+++ Dataset excerpts
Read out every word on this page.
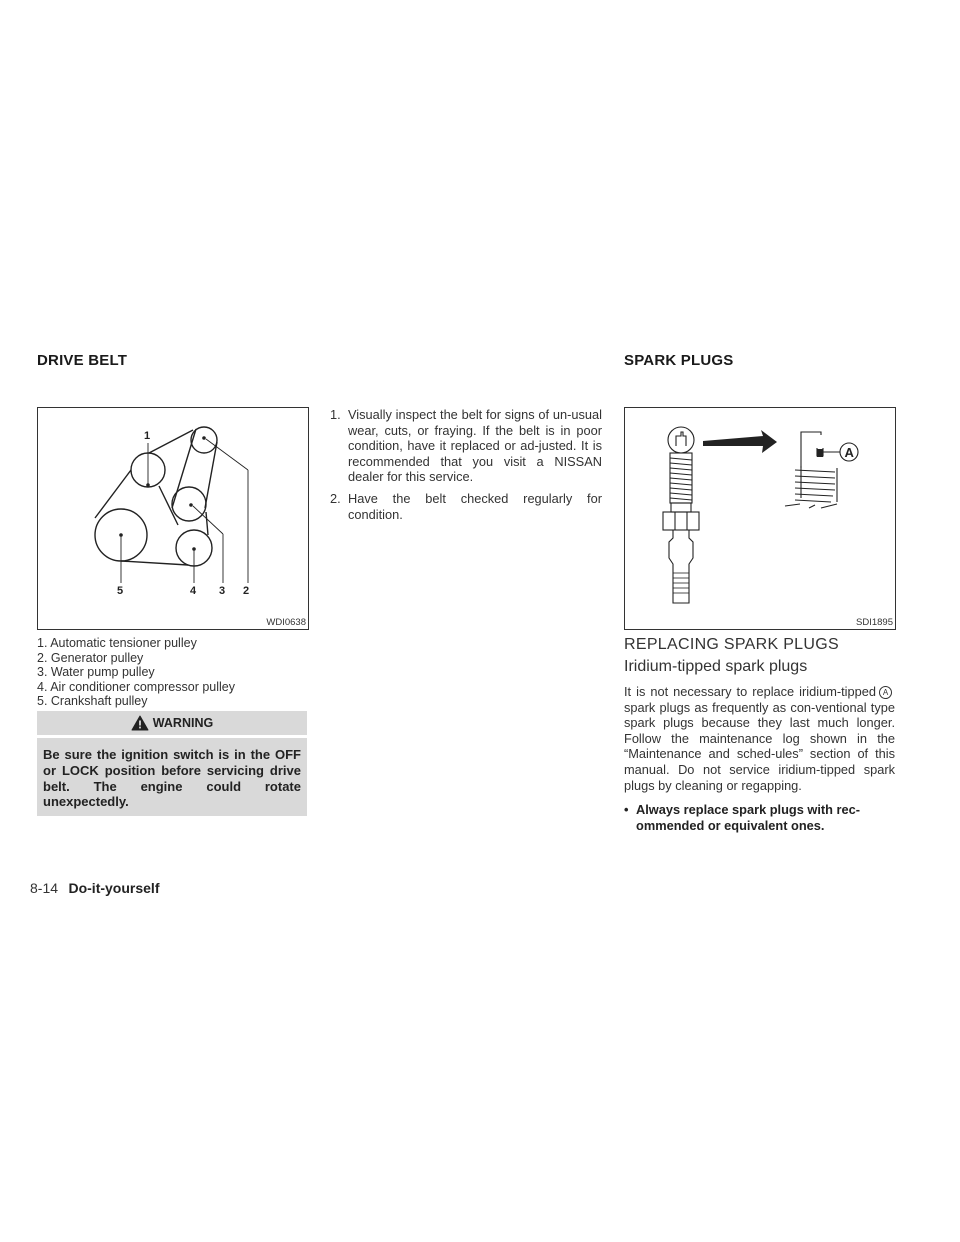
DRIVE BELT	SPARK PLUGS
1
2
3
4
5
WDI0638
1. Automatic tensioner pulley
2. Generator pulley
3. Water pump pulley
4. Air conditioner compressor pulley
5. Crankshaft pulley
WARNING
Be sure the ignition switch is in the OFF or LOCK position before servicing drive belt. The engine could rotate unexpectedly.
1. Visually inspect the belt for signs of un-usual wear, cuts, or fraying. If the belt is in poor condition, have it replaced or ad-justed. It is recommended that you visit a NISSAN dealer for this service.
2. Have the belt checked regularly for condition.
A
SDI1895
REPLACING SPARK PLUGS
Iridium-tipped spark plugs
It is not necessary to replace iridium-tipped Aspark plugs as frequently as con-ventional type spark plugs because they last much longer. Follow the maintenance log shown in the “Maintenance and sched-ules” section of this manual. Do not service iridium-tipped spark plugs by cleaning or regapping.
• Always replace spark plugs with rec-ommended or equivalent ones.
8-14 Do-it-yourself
++++++
◆ Problem
Scan the listing above for the word "service" and copy every line that holds it.

◆ Response
1. Visually inspect the belt for signs of un-usual wear, cuts, or fraying. If the belt is in poor condition, have it replaced or ad-justed. It is recommended that you visit a NISSAN dealer for this service.
It is not necessary to replace iridium-tipped Aspark plugs as frequently as con-ventional type spark plugs because they last much longer. Follow the maintenance log shown in the “Maintenance and sched-ules” section of this manual. Do not service iridium-tipped spark plugs by cleaning or regapping.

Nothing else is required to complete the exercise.